**STATED EXERCISE:**
Copy each line that holds "size".

══ LISTING ══

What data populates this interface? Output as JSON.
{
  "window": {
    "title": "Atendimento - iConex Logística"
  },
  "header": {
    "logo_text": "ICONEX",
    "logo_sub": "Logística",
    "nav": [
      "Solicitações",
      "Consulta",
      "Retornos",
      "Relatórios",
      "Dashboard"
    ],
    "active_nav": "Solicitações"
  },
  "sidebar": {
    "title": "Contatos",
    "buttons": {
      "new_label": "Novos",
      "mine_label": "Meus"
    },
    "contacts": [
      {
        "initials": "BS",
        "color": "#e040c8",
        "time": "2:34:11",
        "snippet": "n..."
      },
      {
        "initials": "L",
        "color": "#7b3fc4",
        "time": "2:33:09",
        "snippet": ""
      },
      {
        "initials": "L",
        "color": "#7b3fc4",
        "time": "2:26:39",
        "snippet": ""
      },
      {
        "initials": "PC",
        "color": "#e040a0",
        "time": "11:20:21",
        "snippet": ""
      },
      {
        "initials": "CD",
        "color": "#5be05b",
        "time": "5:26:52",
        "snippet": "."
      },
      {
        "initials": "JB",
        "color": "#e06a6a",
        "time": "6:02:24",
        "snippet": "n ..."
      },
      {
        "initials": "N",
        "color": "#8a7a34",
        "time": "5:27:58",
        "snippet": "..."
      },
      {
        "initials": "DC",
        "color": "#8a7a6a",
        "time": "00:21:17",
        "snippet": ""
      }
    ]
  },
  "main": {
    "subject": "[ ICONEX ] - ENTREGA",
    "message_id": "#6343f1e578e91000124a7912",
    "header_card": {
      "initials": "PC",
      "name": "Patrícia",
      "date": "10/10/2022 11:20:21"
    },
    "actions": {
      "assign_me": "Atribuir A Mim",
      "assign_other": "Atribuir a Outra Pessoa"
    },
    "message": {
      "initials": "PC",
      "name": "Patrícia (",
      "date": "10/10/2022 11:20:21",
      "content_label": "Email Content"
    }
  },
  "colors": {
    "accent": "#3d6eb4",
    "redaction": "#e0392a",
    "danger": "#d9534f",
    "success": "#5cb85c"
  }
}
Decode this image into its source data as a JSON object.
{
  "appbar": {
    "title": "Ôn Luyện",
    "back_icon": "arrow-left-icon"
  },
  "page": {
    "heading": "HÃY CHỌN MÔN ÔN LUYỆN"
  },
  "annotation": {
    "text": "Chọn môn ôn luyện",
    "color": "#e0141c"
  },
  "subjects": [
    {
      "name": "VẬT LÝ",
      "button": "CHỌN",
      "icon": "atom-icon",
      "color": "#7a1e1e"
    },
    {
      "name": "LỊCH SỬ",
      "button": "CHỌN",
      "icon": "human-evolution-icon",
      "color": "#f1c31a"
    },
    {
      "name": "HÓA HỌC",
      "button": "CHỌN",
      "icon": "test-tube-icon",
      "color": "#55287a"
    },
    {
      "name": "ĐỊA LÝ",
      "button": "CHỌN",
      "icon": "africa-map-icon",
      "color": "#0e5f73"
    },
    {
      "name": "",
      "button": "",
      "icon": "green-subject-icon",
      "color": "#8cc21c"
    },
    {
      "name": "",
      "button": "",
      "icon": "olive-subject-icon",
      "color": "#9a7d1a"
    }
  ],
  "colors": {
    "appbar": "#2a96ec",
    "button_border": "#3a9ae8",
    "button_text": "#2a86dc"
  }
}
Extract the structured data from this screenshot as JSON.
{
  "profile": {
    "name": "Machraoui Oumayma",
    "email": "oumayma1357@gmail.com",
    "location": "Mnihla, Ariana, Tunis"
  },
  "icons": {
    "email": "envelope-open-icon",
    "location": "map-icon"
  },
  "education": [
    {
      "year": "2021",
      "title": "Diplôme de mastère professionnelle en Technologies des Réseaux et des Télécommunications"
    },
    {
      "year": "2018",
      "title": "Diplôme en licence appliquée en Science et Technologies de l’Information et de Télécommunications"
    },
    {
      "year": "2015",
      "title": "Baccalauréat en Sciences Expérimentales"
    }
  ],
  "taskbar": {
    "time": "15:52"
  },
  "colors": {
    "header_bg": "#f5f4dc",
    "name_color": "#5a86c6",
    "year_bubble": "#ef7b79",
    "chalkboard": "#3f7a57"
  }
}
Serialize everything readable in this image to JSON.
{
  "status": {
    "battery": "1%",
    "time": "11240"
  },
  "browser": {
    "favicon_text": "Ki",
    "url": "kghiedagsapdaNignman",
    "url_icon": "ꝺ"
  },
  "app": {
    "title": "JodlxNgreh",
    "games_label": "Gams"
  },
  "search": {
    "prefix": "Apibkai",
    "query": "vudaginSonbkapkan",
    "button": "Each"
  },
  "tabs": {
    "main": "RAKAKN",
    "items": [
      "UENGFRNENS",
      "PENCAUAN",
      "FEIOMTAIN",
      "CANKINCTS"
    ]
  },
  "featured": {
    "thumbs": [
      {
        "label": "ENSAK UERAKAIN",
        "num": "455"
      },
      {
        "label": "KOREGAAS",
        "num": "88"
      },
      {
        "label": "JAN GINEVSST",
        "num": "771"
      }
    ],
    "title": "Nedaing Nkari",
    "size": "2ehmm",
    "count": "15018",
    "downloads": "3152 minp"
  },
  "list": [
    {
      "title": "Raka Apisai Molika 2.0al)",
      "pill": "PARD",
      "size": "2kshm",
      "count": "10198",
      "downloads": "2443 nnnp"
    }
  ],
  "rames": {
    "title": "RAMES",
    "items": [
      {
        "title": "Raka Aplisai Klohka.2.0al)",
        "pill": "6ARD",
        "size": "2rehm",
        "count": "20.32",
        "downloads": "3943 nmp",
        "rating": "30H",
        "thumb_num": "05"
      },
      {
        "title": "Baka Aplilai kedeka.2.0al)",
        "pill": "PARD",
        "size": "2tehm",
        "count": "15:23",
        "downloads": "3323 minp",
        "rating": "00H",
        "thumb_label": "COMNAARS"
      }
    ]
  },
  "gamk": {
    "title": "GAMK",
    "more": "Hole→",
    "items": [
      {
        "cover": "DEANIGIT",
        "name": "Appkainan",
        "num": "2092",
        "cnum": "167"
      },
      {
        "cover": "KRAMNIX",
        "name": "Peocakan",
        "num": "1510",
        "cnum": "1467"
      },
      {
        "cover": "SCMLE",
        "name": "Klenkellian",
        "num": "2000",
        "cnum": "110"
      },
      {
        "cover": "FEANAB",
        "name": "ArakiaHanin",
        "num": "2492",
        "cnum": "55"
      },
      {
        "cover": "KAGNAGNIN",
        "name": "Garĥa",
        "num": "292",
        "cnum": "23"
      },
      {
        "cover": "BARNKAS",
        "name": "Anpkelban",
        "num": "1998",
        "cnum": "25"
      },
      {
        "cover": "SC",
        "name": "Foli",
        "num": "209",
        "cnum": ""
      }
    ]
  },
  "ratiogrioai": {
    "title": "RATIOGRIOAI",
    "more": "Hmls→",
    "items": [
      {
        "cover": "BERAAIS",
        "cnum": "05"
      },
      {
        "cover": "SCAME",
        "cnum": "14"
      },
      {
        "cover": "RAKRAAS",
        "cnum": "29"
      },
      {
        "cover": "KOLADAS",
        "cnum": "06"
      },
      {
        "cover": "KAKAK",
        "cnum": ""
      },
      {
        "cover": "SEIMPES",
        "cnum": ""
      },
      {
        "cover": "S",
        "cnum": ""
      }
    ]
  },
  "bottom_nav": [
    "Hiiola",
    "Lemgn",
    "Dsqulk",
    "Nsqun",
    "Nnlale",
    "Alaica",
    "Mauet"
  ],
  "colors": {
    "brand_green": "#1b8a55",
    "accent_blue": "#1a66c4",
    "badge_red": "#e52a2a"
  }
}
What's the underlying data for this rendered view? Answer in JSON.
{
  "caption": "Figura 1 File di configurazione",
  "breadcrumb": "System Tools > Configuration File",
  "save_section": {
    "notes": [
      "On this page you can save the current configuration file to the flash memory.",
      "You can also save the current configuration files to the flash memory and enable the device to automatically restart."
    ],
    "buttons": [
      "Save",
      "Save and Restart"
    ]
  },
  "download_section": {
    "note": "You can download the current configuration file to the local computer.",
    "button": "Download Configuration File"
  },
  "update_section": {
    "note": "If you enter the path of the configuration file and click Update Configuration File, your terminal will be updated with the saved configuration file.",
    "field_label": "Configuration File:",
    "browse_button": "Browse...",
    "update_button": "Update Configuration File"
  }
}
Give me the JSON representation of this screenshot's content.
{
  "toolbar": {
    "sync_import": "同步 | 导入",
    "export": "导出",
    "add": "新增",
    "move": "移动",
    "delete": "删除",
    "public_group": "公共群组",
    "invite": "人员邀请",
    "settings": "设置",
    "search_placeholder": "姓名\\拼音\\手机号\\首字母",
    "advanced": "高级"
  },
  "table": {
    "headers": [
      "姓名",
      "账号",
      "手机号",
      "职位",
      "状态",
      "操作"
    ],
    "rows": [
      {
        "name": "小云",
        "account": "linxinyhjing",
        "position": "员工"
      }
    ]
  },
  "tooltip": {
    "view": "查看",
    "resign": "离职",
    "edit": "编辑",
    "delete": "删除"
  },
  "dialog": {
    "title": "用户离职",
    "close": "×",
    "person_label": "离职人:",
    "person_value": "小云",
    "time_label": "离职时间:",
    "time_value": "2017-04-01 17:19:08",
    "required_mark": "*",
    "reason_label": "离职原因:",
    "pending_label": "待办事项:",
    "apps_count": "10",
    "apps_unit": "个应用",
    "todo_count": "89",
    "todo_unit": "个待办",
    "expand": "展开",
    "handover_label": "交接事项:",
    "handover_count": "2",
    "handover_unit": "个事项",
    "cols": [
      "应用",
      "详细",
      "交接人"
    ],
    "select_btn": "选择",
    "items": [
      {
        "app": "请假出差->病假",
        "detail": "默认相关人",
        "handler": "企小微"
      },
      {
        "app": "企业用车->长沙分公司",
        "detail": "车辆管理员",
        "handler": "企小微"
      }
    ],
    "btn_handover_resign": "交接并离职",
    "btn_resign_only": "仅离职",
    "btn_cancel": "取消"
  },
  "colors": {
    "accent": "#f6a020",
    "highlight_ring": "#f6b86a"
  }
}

═══

**SOLUTION TO THIS TASK:**
    "size": "2ehmm",
      "size": "2kshm",
        "size": "2rehm",
        "size": "2tehm",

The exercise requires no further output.